### [SHORT PROBLEM]
Where a line holds "subtitle", copy it.

— Start RAW DATA —

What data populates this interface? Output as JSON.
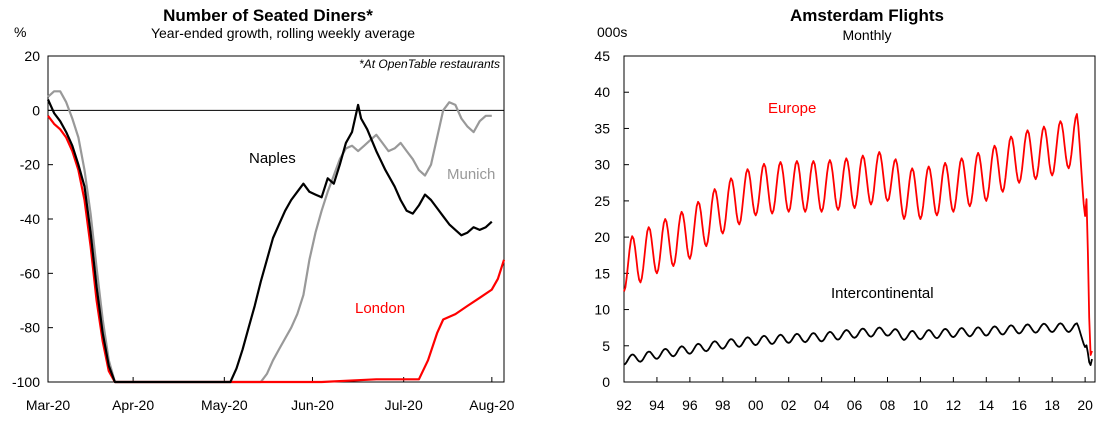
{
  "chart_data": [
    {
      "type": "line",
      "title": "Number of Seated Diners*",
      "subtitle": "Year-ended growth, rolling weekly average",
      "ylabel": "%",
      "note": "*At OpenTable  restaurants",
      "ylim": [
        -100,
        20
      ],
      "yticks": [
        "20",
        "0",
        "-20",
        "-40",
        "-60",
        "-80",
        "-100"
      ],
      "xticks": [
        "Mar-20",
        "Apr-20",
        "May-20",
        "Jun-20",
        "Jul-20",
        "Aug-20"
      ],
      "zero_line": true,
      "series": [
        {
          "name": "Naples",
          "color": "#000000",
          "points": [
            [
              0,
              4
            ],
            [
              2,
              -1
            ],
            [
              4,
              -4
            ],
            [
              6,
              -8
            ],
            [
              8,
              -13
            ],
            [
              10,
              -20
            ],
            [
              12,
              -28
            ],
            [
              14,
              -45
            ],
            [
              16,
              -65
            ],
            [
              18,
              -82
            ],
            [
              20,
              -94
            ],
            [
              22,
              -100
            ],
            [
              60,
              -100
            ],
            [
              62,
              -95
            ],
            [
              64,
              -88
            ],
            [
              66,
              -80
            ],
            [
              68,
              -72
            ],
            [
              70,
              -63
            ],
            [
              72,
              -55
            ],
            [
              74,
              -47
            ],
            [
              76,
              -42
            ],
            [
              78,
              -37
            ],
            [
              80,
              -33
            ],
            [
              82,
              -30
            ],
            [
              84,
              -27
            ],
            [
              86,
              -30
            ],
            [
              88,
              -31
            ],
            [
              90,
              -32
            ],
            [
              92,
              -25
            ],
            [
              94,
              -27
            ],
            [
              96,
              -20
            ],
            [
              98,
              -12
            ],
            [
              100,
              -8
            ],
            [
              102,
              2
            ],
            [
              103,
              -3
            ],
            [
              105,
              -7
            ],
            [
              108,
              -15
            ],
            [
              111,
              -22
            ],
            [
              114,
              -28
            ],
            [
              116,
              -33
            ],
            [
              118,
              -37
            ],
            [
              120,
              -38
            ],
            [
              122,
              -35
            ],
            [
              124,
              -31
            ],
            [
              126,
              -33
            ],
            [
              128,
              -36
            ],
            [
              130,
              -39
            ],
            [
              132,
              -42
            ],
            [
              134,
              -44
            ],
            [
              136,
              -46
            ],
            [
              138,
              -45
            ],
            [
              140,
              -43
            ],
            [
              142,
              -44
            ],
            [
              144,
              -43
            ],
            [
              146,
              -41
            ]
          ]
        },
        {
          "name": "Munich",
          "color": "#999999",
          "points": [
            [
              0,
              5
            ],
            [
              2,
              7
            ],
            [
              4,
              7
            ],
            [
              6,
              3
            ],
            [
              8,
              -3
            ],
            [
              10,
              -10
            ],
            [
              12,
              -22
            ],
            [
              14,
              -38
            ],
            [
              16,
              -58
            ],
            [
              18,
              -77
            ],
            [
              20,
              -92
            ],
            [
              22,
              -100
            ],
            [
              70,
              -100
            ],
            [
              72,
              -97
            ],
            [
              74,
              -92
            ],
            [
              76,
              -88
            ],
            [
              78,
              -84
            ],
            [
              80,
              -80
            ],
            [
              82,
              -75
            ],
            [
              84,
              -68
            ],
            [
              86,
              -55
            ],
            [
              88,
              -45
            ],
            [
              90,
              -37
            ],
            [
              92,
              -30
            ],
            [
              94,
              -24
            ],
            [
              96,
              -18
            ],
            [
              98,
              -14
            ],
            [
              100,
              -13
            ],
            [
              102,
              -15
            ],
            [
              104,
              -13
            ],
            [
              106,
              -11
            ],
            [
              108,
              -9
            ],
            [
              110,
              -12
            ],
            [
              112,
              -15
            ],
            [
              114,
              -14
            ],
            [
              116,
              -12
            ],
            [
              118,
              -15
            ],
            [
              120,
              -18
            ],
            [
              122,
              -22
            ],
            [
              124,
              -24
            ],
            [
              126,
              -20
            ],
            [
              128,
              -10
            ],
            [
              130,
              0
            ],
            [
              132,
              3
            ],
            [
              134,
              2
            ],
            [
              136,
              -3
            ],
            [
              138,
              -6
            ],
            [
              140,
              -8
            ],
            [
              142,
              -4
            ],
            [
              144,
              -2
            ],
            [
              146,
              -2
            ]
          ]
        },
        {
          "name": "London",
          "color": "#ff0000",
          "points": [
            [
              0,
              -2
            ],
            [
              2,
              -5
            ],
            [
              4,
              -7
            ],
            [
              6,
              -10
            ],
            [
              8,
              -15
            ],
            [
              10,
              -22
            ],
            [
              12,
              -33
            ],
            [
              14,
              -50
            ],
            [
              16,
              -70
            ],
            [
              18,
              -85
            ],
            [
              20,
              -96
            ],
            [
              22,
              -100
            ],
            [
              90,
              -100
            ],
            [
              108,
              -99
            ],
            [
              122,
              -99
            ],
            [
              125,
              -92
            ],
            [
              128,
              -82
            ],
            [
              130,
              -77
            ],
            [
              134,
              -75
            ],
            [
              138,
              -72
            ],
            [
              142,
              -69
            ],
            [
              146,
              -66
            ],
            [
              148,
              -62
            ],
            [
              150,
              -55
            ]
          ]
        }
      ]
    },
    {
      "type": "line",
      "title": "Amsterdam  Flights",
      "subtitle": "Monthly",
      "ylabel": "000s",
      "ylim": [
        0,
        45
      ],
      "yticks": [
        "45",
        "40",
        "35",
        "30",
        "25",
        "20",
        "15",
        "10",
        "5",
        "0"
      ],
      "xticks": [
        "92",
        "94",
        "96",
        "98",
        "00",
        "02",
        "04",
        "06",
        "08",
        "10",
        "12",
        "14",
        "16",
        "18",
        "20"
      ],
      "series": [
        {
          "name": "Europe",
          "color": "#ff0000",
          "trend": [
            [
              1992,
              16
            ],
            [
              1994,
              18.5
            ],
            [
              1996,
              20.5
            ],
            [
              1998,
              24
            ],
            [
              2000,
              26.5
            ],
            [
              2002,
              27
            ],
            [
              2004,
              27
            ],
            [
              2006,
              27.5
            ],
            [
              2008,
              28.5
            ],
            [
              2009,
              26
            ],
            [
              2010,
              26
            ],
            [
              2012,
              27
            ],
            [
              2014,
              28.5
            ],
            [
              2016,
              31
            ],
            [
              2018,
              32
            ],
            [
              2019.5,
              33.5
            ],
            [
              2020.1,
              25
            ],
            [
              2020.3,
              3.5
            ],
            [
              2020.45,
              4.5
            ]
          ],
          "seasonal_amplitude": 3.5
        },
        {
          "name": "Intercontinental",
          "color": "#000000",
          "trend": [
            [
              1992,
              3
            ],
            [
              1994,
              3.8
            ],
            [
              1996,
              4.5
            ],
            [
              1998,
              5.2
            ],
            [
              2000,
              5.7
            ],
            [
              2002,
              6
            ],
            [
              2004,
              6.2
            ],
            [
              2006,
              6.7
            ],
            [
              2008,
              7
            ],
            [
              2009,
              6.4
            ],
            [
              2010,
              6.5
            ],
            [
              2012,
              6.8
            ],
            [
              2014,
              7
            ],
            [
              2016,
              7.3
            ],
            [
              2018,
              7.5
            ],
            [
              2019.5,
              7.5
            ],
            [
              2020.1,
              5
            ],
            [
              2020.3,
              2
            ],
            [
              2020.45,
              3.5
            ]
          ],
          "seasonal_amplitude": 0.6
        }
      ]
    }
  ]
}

— End RAW DATA —

### [SOLUTION FOR THIS PROBLEM]
      "subtitle": "Year-ended growth, rolling weekly average",
      "subtitle": "Monthly",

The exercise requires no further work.